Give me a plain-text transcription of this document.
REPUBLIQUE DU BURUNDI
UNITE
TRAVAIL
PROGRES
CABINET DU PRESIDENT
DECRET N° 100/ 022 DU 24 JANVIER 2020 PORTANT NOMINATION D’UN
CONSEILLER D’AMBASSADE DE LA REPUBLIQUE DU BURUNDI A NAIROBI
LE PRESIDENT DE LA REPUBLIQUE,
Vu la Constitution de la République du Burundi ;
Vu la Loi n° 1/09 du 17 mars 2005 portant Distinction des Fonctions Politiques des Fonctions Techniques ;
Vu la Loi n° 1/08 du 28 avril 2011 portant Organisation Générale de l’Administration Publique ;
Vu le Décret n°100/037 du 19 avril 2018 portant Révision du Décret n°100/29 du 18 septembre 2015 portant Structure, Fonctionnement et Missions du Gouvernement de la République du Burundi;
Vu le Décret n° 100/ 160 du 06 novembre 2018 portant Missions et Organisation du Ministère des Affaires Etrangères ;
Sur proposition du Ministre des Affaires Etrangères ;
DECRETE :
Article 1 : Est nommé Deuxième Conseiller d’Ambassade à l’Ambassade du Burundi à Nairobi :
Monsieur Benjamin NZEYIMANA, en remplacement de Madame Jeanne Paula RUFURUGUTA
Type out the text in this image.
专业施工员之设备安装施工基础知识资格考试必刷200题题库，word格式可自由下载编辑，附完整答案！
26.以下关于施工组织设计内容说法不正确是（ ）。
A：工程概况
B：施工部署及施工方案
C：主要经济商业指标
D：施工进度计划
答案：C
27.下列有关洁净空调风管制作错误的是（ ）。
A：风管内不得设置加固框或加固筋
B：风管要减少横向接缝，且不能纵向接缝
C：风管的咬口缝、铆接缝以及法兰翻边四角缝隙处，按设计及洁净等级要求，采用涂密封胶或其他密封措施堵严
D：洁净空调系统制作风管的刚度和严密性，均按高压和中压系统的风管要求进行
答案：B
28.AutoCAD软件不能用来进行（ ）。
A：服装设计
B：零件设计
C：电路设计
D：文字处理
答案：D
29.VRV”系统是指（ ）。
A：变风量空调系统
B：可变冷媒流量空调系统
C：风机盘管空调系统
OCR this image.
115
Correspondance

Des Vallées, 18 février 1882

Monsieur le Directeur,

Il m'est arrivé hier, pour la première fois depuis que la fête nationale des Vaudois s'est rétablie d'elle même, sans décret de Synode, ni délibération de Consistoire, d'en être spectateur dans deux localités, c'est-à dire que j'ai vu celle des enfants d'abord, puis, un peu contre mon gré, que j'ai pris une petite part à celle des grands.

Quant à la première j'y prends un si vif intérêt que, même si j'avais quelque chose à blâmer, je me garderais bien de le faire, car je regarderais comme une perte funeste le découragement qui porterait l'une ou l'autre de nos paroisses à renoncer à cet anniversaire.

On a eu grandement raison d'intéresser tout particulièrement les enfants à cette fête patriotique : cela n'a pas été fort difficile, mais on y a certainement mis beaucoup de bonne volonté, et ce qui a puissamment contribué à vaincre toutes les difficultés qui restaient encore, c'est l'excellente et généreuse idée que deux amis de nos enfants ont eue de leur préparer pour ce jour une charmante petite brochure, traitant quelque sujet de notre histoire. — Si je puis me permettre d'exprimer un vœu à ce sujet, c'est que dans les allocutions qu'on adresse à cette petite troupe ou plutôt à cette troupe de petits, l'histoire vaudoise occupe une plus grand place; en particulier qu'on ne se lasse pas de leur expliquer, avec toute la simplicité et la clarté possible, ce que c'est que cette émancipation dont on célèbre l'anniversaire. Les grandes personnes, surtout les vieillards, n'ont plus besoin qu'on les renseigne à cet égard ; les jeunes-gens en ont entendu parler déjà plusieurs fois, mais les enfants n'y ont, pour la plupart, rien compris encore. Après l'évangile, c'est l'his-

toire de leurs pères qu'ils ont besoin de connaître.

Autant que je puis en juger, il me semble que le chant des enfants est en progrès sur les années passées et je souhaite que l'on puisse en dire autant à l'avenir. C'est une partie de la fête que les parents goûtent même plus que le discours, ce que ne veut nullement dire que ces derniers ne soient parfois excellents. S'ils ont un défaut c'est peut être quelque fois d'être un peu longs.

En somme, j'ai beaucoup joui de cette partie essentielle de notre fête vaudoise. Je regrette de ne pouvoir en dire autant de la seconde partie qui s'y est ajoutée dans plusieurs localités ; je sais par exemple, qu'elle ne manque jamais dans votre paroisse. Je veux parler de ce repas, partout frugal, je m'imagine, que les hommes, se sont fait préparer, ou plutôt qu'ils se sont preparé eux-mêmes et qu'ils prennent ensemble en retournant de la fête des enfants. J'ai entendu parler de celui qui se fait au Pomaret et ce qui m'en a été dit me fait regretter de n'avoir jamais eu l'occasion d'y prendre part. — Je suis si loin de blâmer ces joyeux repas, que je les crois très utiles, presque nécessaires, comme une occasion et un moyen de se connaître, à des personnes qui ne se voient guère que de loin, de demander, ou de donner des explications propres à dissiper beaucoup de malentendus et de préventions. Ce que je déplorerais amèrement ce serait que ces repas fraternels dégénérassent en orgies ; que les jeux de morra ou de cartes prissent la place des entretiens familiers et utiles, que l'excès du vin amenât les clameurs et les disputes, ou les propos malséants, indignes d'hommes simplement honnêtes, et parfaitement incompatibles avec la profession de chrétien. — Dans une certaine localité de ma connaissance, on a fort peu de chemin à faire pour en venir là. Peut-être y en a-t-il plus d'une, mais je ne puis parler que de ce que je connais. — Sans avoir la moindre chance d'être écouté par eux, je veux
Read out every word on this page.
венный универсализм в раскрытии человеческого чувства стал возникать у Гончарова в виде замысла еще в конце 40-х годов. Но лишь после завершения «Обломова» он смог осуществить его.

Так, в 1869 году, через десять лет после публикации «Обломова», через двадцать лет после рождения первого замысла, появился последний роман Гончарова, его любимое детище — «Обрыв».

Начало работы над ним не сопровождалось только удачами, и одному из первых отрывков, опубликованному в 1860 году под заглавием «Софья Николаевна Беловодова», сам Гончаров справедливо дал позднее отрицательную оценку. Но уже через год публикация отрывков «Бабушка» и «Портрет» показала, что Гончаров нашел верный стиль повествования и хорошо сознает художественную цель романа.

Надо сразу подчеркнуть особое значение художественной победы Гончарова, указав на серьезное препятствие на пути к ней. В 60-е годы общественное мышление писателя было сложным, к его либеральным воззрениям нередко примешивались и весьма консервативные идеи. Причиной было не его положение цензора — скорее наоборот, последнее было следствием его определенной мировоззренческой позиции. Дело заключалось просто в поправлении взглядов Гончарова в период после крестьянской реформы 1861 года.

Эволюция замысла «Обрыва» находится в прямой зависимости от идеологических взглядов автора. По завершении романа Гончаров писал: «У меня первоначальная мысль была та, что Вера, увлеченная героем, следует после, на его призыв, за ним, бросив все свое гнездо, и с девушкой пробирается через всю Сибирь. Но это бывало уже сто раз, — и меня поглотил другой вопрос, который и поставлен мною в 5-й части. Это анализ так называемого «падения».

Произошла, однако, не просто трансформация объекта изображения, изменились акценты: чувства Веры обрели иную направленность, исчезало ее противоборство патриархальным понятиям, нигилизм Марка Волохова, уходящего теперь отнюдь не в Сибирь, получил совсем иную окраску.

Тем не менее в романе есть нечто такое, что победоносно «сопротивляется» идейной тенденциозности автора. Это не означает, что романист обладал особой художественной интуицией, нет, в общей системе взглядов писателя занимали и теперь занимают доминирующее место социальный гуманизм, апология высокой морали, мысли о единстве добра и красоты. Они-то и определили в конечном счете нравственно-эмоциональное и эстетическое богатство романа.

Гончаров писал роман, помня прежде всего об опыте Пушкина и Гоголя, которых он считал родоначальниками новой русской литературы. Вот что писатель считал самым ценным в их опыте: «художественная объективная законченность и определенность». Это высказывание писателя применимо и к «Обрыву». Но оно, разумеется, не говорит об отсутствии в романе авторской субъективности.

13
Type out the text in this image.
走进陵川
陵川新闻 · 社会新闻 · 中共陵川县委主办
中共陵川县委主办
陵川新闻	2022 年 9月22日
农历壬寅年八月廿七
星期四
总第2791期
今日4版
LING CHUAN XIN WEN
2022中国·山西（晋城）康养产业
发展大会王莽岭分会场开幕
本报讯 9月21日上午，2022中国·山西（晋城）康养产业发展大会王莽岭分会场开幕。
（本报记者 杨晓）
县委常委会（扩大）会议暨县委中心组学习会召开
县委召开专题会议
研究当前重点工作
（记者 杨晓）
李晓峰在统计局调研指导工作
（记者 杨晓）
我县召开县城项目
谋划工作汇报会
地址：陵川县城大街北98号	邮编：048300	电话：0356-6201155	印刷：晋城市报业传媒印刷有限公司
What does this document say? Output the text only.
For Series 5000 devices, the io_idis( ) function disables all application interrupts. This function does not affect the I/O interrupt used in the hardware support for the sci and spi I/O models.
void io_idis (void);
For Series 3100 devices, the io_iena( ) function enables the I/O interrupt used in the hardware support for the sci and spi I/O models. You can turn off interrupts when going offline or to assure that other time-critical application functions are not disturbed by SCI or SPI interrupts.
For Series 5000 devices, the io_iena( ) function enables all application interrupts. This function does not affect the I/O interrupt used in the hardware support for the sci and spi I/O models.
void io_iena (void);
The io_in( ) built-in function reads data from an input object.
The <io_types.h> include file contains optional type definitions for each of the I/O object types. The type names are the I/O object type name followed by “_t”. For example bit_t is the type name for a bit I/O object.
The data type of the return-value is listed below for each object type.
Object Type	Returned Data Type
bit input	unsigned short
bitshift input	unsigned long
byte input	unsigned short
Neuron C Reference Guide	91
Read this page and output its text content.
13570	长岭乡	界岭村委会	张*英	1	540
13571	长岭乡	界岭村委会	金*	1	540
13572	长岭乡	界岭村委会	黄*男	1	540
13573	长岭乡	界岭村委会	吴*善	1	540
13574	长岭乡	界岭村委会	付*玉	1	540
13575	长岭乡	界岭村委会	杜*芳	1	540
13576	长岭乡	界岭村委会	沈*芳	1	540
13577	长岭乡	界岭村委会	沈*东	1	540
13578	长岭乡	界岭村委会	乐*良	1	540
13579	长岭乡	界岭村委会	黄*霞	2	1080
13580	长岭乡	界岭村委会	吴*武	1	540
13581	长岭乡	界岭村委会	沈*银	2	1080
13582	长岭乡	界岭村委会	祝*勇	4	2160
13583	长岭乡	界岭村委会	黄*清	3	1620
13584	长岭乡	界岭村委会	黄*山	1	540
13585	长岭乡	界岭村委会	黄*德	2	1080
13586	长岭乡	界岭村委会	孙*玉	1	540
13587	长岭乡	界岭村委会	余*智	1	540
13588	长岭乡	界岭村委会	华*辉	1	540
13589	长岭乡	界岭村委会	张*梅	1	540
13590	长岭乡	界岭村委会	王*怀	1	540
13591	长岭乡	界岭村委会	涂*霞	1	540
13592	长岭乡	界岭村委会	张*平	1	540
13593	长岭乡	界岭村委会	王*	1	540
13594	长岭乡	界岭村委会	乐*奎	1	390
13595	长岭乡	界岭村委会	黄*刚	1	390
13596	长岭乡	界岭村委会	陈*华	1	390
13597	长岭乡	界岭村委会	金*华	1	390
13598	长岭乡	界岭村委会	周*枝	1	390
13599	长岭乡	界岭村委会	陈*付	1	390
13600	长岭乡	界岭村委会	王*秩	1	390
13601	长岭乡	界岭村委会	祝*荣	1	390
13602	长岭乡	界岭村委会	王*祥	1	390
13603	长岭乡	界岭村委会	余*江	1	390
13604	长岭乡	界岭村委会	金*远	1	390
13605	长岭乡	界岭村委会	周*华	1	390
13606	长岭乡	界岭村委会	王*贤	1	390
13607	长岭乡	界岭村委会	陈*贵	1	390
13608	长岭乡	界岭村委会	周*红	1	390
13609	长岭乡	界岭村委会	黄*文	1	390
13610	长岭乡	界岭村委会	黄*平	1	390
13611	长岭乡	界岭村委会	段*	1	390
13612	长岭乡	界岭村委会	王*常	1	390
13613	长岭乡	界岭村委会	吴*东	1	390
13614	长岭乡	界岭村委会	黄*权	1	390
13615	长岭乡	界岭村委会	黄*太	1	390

====

• Exercise task
Show the lines from the data above that contain the string "автора".

• The solution
Эволюция замысла «Обрыва» находится в прямой зависимости от идеологических взглядов автора. По завершении романа Гончаров писал: «У меня первоначальная мысль была та, что Вера, увлеченная героем, следует после, на его призыв, за ним, бросив все свое гнездо, и с девушкой пробирается через всю Сибирь. Но это бывало уже сто раз, — и меня поглотил другой вопрос, который и поставлен мною в 5-й части. Это анализ так называемого «падения».
Тем не менее в романе есть нечто такое, что победоносно «сопротивляется» идейной тенденциозности автора. Это не означает, что романист обладал особой художественной интуицией, нет, в общей системе взглядов писателя занимали и теперь занимают доминирующее место социальный гуманизм, апология высокой морали, мысли о единстве добра и красоты. Они-то и определили в конечном счете нравственно-эмоциональное и эстетическое богатство романа.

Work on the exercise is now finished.